### [What this task involves]
Every line below must be reproduced exactly. Copy them all.

### [The input]
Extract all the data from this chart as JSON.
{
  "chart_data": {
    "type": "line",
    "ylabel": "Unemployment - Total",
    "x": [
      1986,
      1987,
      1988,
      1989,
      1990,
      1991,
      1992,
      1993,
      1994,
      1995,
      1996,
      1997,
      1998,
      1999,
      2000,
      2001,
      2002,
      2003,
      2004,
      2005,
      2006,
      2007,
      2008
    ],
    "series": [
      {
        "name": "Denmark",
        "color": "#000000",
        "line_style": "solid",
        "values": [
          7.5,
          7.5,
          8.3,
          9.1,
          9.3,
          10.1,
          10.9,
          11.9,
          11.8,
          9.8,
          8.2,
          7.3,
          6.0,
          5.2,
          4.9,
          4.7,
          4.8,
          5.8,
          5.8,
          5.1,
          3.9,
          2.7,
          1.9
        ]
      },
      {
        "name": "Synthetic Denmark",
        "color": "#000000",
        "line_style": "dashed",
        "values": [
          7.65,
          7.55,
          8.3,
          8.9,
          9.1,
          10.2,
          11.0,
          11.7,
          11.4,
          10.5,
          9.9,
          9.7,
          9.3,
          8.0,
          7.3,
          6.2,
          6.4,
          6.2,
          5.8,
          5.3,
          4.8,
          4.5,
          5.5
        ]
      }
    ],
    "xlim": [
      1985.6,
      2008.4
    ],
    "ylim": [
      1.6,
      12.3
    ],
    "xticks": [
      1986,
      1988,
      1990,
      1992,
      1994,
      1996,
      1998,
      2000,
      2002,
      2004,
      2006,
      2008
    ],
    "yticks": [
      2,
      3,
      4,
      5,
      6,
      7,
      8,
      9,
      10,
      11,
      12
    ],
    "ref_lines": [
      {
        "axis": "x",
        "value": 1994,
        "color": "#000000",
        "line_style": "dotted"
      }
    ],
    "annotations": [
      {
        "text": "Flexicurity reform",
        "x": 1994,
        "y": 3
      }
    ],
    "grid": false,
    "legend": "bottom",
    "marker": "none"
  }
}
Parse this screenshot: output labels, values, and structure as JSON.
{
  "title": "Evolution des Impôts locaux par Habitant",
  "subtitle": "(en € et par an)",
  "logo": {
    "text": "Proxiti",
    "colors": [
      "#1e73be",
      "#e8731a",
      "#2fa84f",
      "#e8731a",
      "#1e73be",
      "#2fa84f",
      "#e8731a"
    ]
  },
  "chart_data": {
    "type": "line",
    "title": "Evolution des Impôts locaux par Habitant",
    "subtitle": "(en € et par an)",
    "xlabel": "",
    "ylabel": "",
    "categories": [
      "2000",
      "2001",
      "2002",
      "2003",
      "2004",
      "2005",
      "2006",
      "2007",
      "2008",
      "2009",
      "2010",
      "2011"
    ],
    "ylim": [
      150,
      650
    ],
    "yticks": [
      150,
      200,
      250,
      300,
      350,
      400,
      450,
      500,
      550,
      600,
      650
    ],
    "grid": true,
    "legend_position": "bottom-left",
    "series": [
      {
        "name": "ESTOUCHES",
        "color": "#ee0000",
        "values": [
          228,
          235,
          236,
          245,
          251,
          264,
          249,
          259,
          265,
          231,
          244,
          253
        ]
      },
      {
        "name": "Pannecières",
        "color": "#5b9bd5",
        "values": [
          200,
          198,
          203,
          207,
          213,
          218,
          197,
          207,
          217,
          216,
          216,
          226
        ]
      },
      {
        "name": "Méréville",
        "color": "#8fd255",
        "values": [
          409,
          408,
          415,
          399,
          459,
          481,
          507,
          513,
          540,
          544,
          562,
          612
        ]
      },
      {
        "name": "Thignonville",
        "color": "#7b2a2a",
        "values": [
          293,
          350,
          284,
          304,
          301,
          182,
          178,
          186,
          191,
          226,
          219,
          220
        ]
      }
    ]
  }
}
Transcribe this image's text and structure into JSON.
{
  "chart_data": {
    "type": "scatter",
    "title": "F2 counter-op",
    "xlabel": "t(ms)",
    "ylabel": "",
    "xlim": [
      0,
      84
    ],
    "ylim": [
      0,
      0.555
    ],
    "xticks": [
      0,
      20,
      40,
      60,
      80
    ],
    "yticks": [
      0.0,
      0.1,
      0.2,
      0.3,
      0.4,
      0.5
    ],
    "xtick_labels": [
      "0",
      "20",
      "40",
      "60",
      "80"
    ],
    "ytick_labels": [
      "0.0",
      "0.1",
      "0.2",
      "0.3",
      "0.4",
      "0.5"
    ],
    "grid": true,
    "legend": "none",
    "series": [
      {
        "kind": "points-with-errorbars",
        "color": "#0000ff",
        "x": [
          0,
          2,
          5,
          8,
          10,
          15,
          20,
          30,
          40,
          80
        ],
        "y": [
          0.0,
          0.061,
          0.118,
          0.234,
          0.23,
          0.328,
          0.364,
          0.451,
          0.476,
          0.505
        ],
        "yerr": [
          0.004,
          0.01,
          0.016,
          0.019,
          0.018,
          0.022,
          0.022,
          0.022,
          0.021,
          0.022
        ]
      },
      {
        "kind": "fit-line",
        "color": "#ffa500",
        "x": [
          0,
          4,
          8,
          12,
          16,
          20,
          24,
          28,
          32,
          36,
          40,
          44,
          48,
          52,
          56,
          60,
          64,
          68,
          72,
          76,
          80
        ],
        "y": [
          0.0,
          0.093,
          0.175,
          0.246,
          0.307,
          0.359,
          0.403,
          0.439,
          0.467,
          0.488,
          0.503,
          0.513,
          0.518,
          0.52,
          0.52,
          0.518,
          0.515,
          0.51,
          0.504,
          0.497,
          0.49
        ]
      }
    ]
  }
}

### [Complete answer]
Extract all the data from this chart as JSON.
{
  "chart_data": {
    "type": "line",
    "ylabel": "Unemployment - Total",
    "x": [
      1986,
      1987,
      1988,
      1989,
      1990,
      1991,
      1992,
      1993,
      1994,
      1995,
      1996,
      1997,
      1998,
      1999,
      2000,
      2001,
      2002,
      2003,
      2004,
      2005,
      2006,
      2007,
      2008
    ],
    "series": [
      {
        "name": "Denmark",
        "color": "#000000",
        "line_style": "solid",
        "values": [
          7.5,
          7.5,
          8.3,
          9.1,
          9.3,
          10.1,
          10.9,
          11.9,
          11.8,
          9.8,
          8.2,
          7.3,
          6.0,
          5.2,
          4.9,
          4.7,
          4.8,
          5.8,
          5.8,
          5.1,
          3.9,
          2.7,
          1.9
        ]
      },
      {
        "name": "Synthetic Denmark",
        "color": "#000000",
        "line_style": "dashed",
        "values": [
          7.65,
          7.55,
          8.3,
          8.9,
          9.1,
          10.2,
          11.0,
          11.7,
          11.4,
          10.5,
          9.9,
          9.7,
          9.3,
          8.0,
          7.3,
          6.2,
          6.4,
          6.2,
          5.8,
          5.3,
          4.8,
          4.5,
          5.5
        ]
      }
    ],
    "xlim": [
      1985.6,
      2008.4
    ],
    "ylim": [
      1.6,
      12.3
    ],
    "xticks": [
      1986,
      1988,
      1990,
      1992,
      1994,
      1996,
      1998,
      2000,
      2002,
      2004,
      2006,
      2008
    ],
    "yticks": [
      2,
      3,
      4,
      5,
      6,
      7,
      8,
      9,
      10,
      11,
      12
    ],
    "ref_lines": [
      {
        "axis": "x",
        "value": 1994,
        "color": "#000000",
        "line_style": "dotted"
      }
    ],
    "annotations": [
      {
        "text": "Flexicurity reform",
        "x": 1994,
        "y": 3
      }
    ],
    "grid": false,
    "legend": "bottom",
    "marker": "none"
  }
}
Parse this screenshot: output labels, values, and structure as JSON.
{
  "title": "Evolution des Impôts locaux par Habitant",
  "subtitle": "(en € et par an)",
  "logo": {
    "text": "Proxiti",
    "colors": [
      "#1e73be",
      "#e8731a",
      "#2fa84f",
      "#e8731a",
      "#1e73be",
      "#2fa84f",
      "#e8731a"
    ]
  },
  "chart_data": {
    "type": "line",
    "title": "Evolution des Impôts locaux par Habitant",
    "subtitle": "(en € et par an)",
    "xlabel": "",
    "ylabel": "",
    "categories": [
      "2000",
      "2001",
      "2002",
      "2003",
      "2004",
      "2005",
      "2006",
      "2007",
      "2008",
      "2009",
      "2010",
      "2011"
    ],
    "ylim": [
      150,
      650
    ],
    "yticks": [
      150,
      200,
      250,
      300,
      350,
      400,
      450,
      500,
      550,
      600,
      650
    ],
    "grid": true,
    "legend_position": "bottom-left",
    "series": [
      {
        "name": "ESTOUCHES",
        "color": "#ee0000",
        "values": [
          228,
          235,
          236,
          245,
          251,
          264,
          249,
          259,
          265,
          231,
          244,
          253
        ]
      },
      {
        "name": "Pannecières",
        "color": "#5b9bd5",
        "values": [
          200,
          198,
          203,
          207,
          213,
          218,
          197,
          207,
          217,
          216,
          216,
          226
        ]
      },
      {
        "name": "Méréville",
        "color": "#8fd255",
        "values": [
          409,
          408,
          415,
          399,
          459,
          481,
          507,
          513,
          540,
          544,
          562,
          612
        ]
      },
      {
        "name": "Thignonville",
        "color": "#7b2a2a",
        "values": [
          293,
          350,
          284,
          304,
          301,
          182,
          178,
          186,
          191,
          226,
          219,
          220
        ]
      }
    ]
  }
}
Transcribe this image's text and structure into JSON.
{
  "chart_data": {
    "type": "scatter",
    "title": "F2 counter-op",
    "xlabel": "t(ms)",
    "ylabel": "",
    "xlim": [
      0,
      84
    ],
    "ylim": [
      0,
      0.555
    ],
    "xticks": [
      0,
      20,
      40,
      60,
      80
    ],
    "yticks": [
      0.0,
      0.1,
      0.2,
      0.3,
      0.4,
      0.5
    ],
    "xtick_labels": [
      "0",
      "20",
      "40",
      "60",
      "80"
    ],
    "ytick_labels": [
      "0.0",
      "0.1",
      "0.2",
      "0.3",
      "0.4",
      "0.5"
    ],
    "grid": true,
    "legend": "none",
    "series": [
      {
        "kind": "points-with-errorbars",
        "color": "#0000ff",
        "x": [
          0,
          2,
          5,
          8,
          10,
          15,
          20,
          30,
          40,
          80
        ],
        "y": [
          0.0,
          0.061,
          0.118,
          0.234,
          0.23,
          0.328,
          0.364,
          0.451,
          0.476,
          0.505
        ],
        "yerr": [
          0.004,
          0.01,
          0.016,
          0.019,
          0.018,
          0.022,
          0.022,
          0.022,
          0.021,
          0.022
        ]
      },
      {
        "kind": "fit-line",
        "color": "#ffa500",
        "x": [
          0,
          4,
          8,
          12,
          16,
          20,
          24,
          28,
          32,
          36,
          40,
          44,
          48,
          52,
          56,
          60,
          64,
          68,
          72,
          76,
          80
        ],
        "y": [
          0.0,
          0.093,
          0.175,
          0.246,
          0.307,
          0.359,
          0.403,
          0.439,
          0.467,
          0.488,
          0.503,
          0.513,
          0.518,
          0.52,
          0.52,
          0.518,
          0.515,
          0.51,
          0.504,
          0.497,
          0.49
        ]
      }
    ]
  }
}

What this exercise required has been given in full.